## Task directions
Search the data below for "Size"; list each line that holds it.

## Entries shown
•••••
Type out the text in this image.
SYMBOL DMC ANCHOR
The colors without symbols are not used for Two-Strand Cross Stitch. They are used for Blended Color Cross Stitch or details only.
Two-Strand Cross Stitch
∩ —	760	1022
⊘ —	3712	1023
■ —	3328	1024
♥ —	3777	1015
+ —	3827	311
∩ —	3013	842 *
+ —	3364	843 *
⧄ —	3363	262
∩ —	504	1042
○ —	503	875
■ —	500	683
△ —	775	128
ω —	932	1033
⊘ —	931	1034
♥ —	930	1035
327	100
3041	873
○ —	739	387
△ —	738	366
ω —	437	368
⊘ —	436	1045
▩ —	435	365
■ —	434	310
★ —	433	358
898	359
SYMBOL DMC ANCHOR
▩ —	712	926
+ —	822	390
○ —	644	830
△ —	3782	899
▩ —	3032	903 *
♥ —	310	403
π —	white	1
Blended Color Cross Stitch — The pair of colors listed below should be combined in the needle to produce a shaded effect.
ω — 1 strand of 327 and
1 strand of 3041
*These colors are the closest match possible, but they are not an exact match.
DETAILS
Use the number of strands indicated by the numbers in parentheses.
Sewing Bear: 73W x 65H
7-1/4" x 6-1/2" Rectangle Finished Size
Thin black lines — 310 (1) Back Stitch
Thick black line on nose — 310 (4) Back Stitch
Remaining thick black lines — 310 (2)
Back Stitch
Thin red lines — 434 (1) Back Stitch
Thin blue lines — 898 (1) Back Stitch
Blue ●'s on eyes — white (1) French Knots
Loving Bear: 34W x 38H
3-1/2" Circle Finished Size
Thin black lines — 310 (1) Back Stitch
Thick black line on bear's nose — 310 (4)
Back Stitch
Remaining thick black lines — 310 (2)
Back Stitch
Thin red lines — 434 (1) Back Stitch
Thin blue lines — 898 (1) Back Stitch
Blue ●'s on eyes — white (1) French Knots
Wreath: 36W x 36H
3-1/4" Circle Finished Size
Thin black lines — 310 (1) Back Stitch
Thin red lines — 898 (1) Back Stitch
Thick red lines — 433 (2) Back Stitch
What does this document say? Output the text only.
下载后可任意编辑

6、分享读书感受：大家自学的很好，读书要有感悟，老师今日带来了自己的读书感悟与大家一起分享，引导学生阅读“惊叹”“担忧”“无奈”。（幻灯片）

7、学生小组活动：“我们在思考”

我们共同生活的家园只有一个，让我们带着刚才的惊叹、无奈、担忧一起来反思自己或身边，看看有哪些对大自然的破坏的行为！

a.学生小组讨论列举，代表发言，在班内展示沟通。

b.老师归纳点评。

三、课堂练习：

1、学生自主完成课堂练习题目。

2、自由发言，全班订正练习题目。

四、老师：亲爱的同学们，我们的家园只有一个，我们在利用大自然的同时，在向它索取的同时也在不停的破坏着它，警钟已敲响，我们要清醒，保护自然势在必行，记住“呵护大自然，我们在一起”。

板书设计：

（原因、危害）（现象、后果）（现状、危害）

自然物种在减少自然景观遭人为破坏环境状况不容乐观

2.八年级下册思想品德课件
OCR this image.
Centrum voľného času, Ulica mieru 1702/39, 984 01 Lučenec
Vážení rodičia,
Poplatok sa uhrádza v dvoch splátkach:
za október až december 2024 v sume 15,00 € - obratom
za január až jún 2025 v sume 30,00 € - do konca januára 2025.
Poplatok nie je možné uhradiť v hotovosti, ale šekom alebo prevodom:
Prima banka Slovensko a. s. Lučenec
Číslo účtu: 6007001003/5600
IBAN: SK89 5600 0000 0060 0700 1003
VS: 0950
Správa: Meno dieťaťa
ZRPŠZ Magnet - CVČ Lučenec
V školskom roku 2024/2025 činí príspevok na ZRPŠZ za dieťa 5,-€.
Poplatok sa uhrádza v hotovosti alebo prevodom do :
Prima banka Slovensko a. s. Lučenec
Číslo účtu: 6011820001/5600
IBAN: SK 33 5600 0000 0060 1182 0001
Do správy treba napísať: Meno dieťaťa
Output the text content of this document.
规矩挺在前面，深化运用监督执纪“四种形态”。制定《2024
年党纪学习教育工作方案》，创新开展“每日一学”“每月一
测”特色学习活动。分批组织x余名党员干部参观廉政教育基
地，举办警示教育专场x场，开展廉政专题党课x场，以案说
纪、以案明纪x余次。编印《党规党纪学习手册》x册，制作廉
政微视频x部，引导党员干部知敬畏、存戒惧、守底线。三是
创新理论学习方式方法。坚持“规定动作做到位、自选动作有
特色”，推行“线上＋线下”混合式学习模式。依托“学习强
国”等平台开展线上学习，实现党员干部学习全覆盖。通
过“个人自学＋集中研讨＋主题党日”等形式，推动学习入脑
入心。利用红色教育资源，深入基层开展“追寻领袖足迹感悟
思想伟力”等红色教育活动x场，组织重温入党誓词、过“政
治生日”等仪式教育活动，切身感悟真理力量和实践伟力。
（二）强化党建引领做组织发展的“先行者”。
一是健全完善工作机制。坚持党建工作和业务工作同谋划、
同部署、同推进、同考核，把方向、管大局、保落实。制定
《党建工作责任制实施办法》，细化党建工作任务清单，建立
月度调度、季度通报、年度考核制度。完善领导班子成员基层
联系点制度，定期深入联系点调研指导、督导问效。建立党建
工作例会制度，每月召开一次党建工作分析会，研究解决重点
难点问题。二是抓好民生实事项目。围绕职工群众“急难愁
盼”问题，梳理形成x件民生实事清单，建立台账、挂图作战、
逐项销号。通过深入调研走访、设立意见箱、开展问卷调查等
•••••
## Written answer
7-1/4" x 6-1/2" Rectangle Finished Size
3-1/2" Circle Finished Size
3-1/4" Circle Finished Size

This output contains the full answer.